Work to complete. Make an exact copy of all the entries, but do not reproduce the pictures.

[Recorded data]
+++

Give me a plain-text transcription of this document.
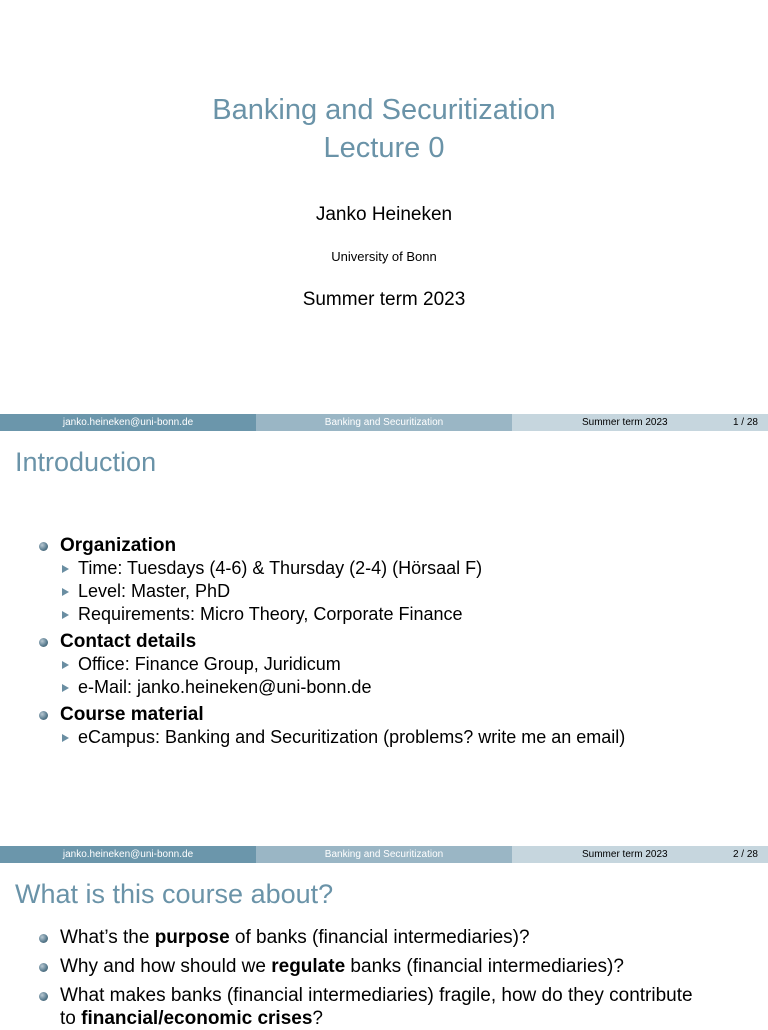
Banking and Securitization
Lecture 0
Janko Heineken
University of Bonn
Summer term 2023
janko.heineken@uni-bonn.de	Banking and Securitization	Summer term 2023	1 / 28
Introduction
Organization
Time: Tuesdays (4-6) & Thursday (2-4) (Hörsaal F)
Level: Master, PhD
Requirements: Micro Theory, Corporate Finance
Contact details
Office: Finance Group, Juridicum
e-Mail: janko.heineken@uni-bonn.de
Course material
eCampus: Banking and Securitization (problems? write me an email)
janko.heineken@uni-bonn.de	Banking and Securitization	Summer term 2023	2 / 28
What is this course about?
What’s the purpose of banks (financial intermediaries)?
Why and how should we regulate banks (financial intermediaries)?
What makes banks (financial intermediaries) fragile, how do they contribute
to financial/economic crises?
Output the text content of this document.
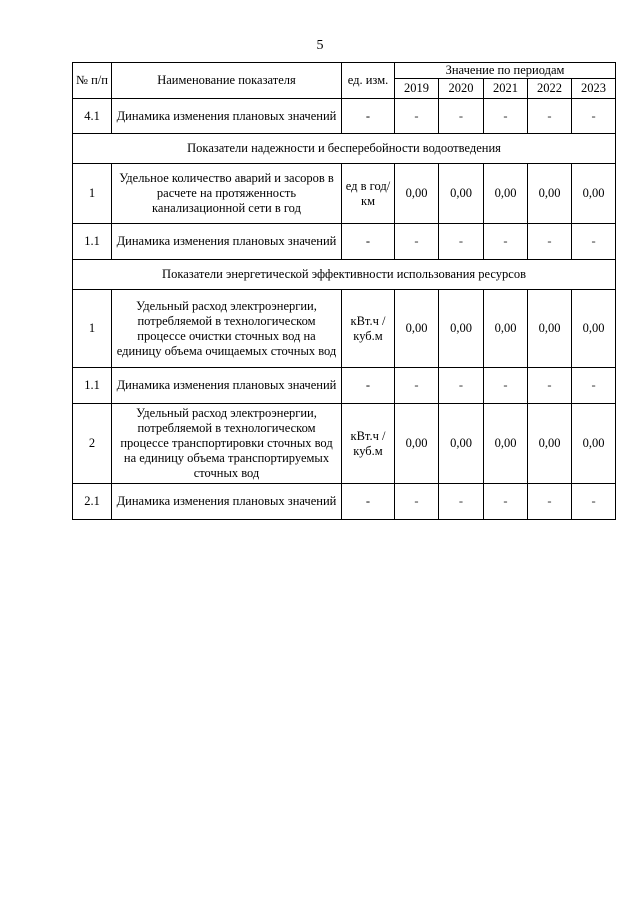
5
№ п/п	Наименование показателя	ед. изм.	Значение по периодам				
			2019	2020	2021	2022	2023
4.1	Динамика изменения плановых значений	-	-	-	-	-	-
Показатели надежности и бесперебойности водоотведения							
1	Удельное количество аварий и засоров в расчете на протяженность канализационной сети в год	ед в год/ км	0,00	0,00	0,00	0,00	0,00
1.1	Динамика изменения плановых значений	-	-	-	-	-	-
Показатели энергетической эффективности использования ресурсов							
1	Удельный расход электроэнергии, потребляемой в технологическом процессе очистки сточных вод на единицу объема очищаемых сточных вод	кВт.ч / куб.м	0,00	0,00	0,00	0,00	0,00
1.1	Динамика изменения плановых значений	-	-	-	-	-	-
2	Удельный расход электроэнергии, потребляемой в технологическом процессе транспортировки сточных вод на единицу объема транспортируемых сточных вод	кВт.ч / куб.м	0,00	0,00	0,00	0,00	0,00
2.1	Динамика изменения плановых значений	-	-	-	-	-	-
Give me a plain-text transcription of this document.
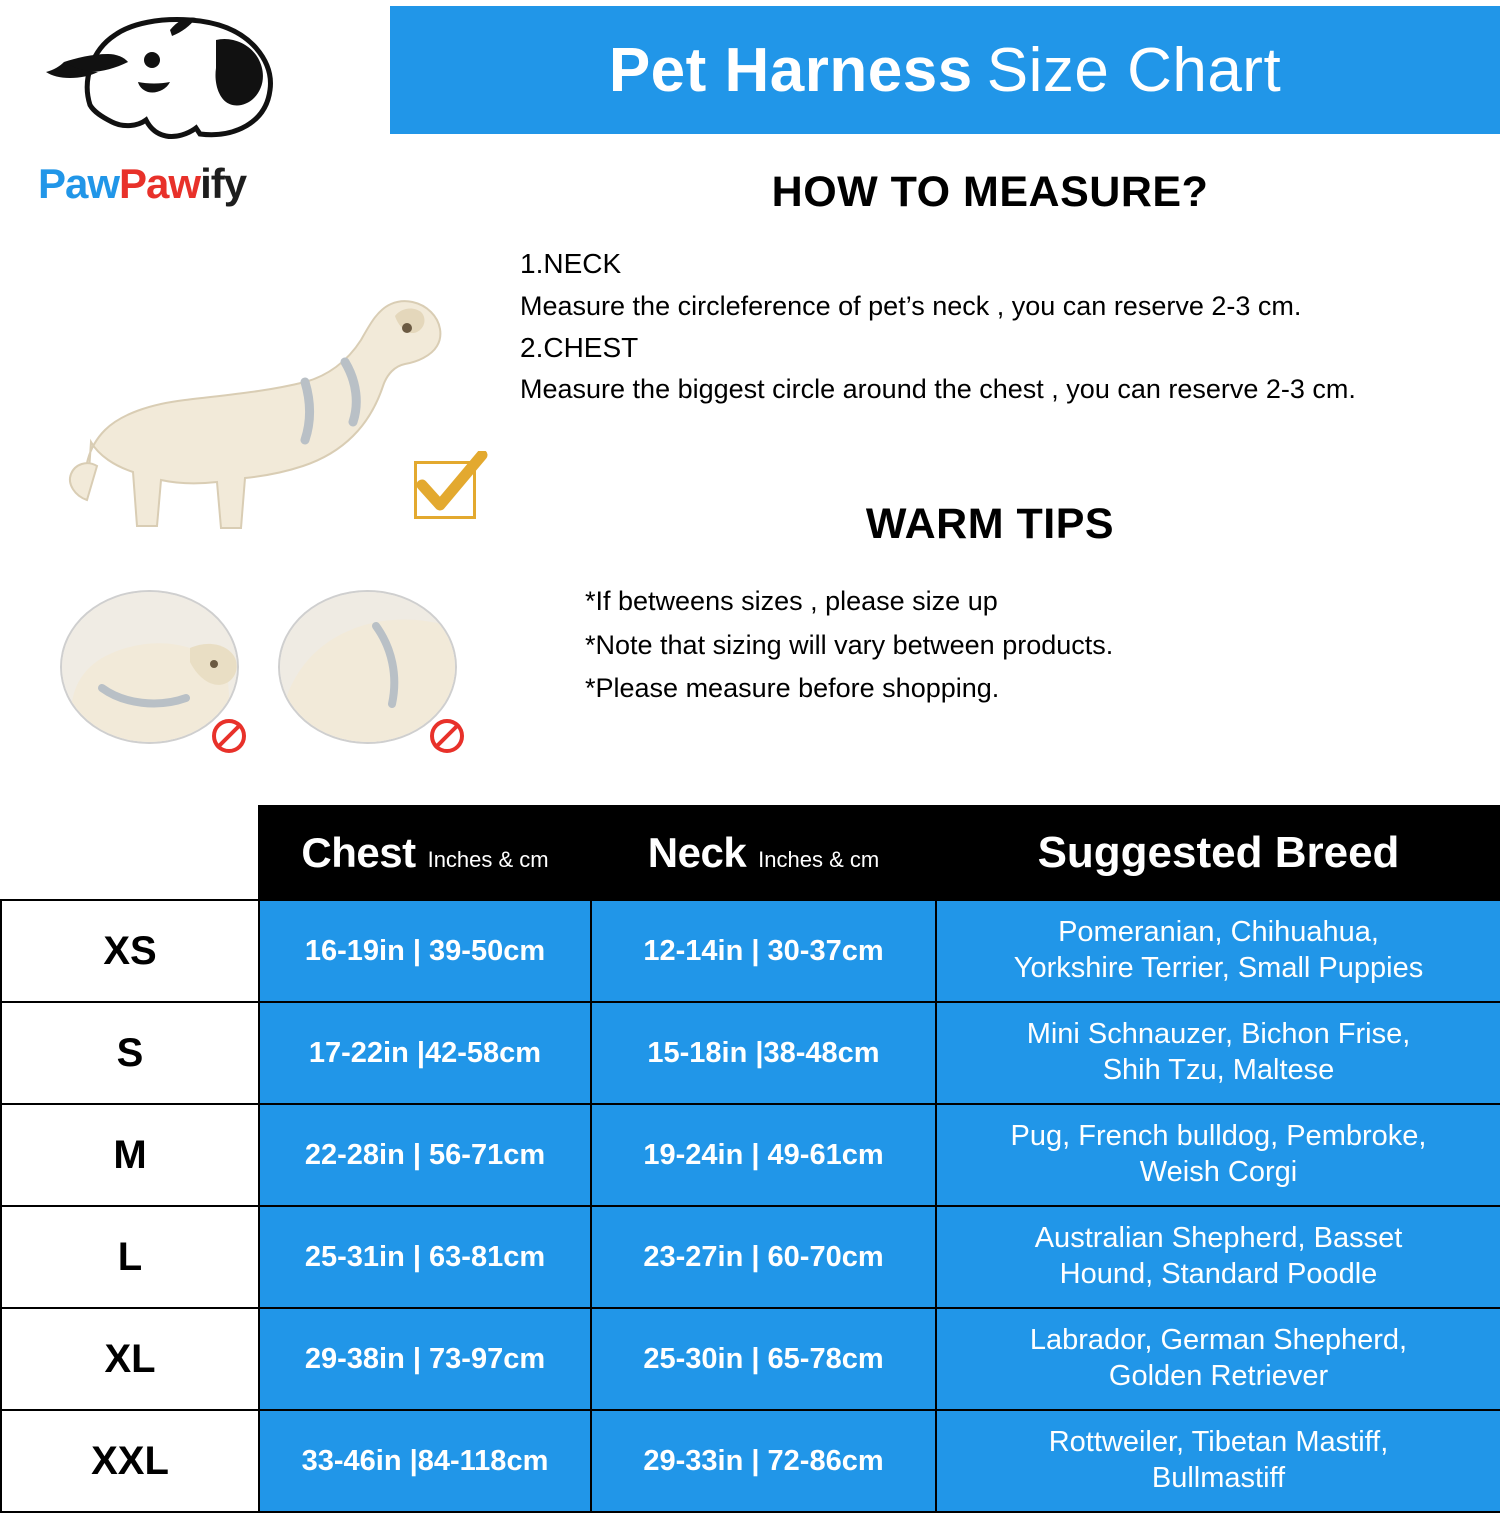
Pet Harness Size Chart
PawPawify	HOW TO MEASURE?
1.NECK
Measure the circleference of pet’s neck , you can reserve 2-3 cm.
2.CHEST
Measure the biggest circle around the chest , you can reserve 2-3 cm.
WARM TIPS
*If betweens sizes , please size up
*Note that sizing will vary between products.
*Please measure before shopping.

	Chest Inches & cm	Neck Inches & cm	Suggested Breed
XS	16-19in | 39-50cm	12-14in | 30-37cm	Pomeranian, Chihuahua,
Yorkshire Terrier, Small Puppies
S	17-22in |42-58cm	15-18in |38-48cm	Mini Schnauzer, Bichon Frise,
Shih Tzu, Maltese
M	22-28in | 56-71cm	19-24in | 49-61cm	Pug, French bulldog, Pembroke,
Weish Corgi
L	25-31in | 63-81cm	23-27in | 60-70cm	Australian Shepherd, Basset
Hound, Standard Poodle
XL	29-38in | 73-97cm	25-30in | 65-78cm	Labrador, German Shepherd,
Golden Retriever
XXL	33-46in |84-118cm	29-33in | 72-86cm	Rottweiler, Tibetan Mastiff,
Bullmastiff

+++

Result of the exercise.
Give me a plain-text transcription of this document.
Banking and Securitization
Lecture 0
Janko Heineken
University of Bonn
Summer term 2023
janko.heineken@uni-bonn.de	Banking and Securitization	Summer term 2023	1 / 28
Introduction
Organization
Time: Tuesdays (4-6) & Thursday (2-4) (Hörsaal F)
Level: Master, PhD
Requirements: Micro Theory, Corporate Finance
Contact details
Office: Finance Group, Juridicum
e-Mail: janko.heineken@uni-bonn.de
Course material
eCampus: Banking and Securitization (problems? write me an email)
janko.heineken@uni-bonn.de	Banking and Securitization	Summer term 2023	2 / 28
What is this course about?
What’s the purpose of banks (financial intermediaries)?
Why and how should we regulate banks (financial intermediaries)?
What makes banks (financial intermediaries) fragile, how do they contribute
to financial/economic crises?
Output the text content of this document.
5
№ п/п	Наименование показателя	ед. изм.	Значение по периодам				
			2019	2020	2021	2022	2023
4.1	Динамика изменения плановых значений	-	-	-	-	-	-
Показатели надежности и бесперебойности водоотведения							
1	Удельное количество аварий и засоров в расчете на протяженность канализационной сети в год	ед в год/ км	0,00	0,00	0,00	0,00	0,00
1.1	Динамика изменения плановых значений	-	-	-	-	-	-
Показатели энергетической эффективности использования ресурсов							
1	Удельный расход электроэнергии, потребляемой в технологическом процессе очистки сточных вод на единицу объема очищаемых сточных вод	кВт.ч / куб.м	0,00	0,00	0,00	0,00	0,00
1.1	Динамика изменения плановых значений	-	-	-	-	-	-
2	Удельный расход электроэнергии, потребляемой в технологическом процессе транспортировки сточных вод на единицу объема транспортируемых сточных вод	кВт.ч / куб.м	0,00	0,00	0,00	0,00	0,00
2.1	Динамика изменения плановых значений	-	-	-	-	-	-
Give me a plain-text transcription of this document.
Pet Harness Size Chart
PawPawify	HOW TO MEASURE?
1.NECK
Measure the circleference of pet’s neck , you can reserve 2-3 cm.
2.CHEST
Measure the biggest circle around the chest , you can reserve 2-3 cm.
WARM TIPS
*If betweens sizes , please size up
*Note that sizing will vary between products.
*Please measure before shopping.

	Chest Inches & cm	Neck Inches & cm	Suggested Breed
XS	16-19in | 39-50cm	12-14in | 30-37cm	Pomeranian, Chihuahua,
Yorkshire Terrier, Small Puppies
S	17-22in |42-58cm	15-18in |38-48cm	Mini Schnauzer, Bichon Frise,
Shih Tzu, Maltese
M	22-28in | 56-71cm	19-24in | 49-61cm	Pug, French bulldog, Pembroke,
Weish Corgi
L	25-31in | 63-81cm	23-27in | 60-70cm	Australian Shepherd, Basset
Hound, Standard Poodle
XL	29-38in | 73-97cm	25-30in | 65-78cm	Labrador, German Shepherd,
Golden Retriever
XXL	33-46in |84-118cm	29-33in | 72-86cm	Rottweiler, Tibetan Mastiff,
Bullmastiff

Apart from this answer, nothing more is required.